## BEGIN SUPPLIED INFORMATION

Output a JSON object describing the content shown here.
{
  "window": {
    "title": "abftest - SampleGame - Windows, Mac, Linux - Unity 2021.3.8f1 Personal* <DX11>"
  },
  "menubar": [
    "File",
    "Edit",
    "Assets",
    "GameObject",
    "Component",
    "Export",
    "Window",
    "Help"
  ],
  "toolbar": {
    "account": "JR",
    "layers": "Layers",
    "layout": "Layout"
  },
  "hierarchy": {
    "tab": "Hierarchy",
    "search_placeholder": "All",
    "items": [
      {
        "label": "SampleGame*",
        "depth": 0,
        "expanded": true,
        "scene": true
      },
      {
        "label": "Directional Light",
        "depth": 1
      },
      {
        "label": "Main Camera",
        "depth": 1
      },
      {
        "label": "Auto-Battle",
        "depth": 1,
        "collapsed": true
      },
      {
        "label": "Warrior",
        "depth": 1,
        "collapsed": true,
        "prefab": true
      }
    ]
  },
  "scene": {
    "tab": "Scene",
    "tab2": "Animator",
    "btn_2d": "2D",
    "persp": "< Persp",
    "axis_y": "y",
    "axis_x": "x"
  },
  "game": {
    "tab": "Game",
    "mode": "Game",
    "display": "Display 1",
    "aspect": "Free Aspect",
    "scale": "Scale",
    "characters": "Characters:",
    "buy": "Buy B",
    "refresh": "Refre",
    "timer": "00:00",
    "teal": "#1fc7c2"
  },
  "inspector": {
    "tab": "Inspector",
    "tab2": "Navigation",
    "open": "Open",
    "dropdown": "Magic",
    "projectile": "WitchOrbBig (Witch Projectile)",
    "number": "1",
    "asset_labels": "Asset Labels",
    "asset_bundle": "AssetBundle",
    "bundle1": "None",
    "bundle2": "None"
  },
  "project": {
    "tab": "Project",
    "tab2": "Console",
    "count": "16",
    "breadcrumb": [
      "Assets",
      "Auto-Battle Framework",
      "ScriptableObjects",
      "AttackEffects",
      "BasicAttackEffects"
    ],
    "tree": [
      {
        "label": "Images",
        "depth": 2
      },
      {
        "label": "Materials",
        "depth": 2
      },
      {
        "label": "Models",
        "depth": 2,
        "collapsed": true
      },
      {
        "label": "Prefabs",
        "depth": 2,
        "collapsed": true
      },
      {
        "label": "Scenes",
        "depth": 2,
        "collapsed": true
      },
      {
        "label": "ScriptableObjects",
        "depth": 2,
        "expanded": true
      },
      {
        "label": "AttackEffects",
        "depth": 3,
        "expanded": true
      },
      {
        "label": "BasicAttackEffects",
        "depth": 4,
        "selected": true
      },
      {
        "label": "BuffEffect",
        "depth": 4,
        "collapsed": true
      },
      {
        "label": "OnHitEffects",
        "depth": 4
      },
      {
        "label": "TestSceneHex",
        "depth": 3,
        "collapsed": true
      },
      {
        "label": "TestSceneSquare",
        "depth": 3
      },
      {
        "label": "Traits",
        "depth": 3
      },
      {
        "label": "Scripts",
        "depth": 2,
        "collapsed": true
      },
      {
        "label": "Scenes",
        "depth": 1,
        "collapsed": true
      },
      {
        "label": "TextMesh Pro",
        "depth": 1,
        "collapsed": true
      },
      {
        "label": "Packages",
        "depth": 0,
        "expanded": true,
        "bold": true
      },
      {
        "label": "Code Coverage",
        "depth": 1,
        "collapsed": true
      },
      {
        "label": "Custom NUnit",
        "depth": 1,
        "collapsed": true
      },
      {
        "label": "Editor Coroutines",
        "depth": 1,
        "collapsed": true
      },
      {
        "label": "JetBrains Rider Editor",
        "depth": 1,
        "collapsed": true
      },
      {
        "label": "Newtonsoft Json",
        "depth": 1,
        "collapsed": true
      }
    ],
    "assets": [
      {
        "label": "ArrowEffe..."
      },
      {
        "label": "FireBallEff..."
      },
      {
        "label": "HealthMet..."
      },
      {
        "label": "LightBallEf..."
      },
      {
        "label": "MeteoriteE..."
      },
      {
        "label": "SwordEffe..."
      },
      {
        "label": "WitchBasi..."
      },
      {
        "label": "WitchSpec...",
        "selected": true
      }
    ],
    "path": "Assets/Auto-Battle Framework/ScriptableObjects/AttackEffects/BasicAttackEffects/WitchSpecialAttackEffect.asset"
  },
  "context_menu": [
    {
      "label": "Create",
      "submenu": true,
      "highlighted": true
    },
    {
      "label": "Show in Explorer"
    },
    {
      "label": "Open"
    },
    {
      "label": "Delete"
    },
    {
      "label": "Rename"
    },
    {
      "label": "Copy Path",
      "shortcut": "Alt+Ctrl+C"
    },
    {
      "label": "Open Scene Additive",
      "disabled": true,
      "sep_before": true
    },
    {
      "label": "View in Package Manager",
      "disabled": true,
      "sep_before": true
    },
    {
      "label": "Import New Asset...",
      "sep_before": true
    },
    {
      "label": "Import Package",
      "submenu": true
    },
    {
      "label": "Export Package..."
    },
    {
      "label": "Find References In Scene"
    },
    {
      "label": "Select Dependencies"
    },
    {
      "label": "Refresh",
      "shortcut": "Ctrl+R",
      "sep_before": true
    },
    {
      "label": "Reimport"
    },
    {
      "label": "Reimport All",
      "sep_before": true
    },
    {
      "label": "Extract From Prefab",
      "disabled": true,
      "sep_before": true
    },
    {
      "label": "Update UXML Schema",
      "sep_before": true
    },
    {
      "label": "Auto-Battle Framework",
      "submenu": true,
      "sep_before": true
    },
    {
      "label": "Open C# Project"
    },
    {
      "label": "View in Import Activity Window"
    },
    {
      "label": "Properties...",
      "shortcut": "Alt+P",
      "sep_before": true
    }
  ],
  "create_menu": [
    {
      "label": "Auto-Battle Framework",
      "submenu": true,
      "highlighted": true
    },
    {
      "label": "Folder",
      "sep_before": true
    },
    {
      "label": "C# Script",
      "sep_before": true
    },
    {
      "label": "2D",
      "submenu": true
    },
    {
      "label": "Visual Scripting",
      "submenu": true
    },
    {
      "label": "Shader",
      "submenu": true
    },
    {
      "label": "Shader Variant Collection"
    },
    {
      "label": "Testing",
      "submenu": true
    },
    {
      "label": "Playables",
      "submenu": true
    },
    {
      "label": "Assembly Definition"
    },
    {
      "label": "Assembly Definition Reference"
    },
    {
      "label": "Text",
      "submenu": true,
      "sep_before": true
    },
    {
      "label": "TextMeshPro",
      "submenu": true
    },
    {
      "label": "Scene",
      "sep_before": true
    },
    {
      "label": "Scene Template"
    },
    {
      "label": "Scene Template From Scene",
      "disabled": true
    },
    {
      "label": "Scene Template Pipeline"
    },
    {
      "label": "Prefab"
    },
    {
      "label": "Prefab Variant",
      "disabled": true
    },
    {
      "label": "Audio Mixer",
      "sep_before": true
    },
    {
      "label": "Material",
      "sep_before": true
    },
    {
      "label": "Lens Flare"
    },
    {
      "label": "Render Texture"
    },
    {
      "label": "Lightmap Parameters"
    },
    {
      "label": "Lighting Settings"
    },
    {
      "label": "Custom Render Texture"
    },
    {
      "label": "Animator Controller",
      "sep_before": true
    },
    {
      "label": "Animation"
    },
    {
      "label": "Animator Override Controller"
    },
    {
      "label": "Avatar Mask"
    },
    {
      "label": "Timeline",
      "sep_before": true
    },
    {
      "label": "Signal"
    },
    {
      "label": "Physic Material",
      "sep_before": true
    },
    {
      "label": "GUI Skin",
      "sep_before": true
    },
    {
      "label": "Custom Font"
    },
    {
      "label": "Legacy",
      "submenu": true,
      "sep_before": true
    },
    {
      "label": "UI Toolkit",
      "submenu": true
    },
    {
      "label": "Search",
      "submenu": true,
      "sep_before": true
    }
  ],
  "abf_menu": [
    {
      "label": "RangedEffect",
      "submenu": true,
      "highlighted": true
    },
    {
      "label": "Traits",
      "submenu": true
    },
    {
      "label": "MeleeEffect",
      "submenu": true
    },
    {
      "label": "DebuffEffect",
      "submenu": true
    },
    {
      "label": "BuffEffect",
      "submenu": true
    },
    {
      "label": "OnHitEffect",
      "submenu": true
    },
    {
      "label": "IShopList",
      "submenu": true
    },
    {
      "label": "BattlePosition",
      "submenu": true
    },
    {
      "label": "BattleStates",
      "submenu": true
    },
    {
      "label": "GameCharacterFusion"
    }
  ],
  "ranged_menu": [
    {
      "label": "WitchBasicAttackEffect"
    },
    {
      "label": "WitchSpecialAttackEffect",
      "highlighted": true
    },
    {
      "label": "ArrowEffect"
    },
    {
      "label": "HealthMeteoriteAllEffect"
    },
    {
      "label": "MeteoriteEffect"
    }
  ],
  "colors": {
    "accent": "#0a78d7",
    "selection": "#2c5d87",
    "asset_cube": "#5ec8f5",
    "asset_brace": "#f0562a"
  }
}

## END SUPPLIED INFORMATION

■ EXERCISE DETAILS ■
Where a line of the entries contains the word "shortcut", copy that line.

■ CORRECT RESULT ■
      "shortcut": "Alt+Ctrl+C"
      "shortcut": "Ctrl+R",
      "shortcut": "Alt+P",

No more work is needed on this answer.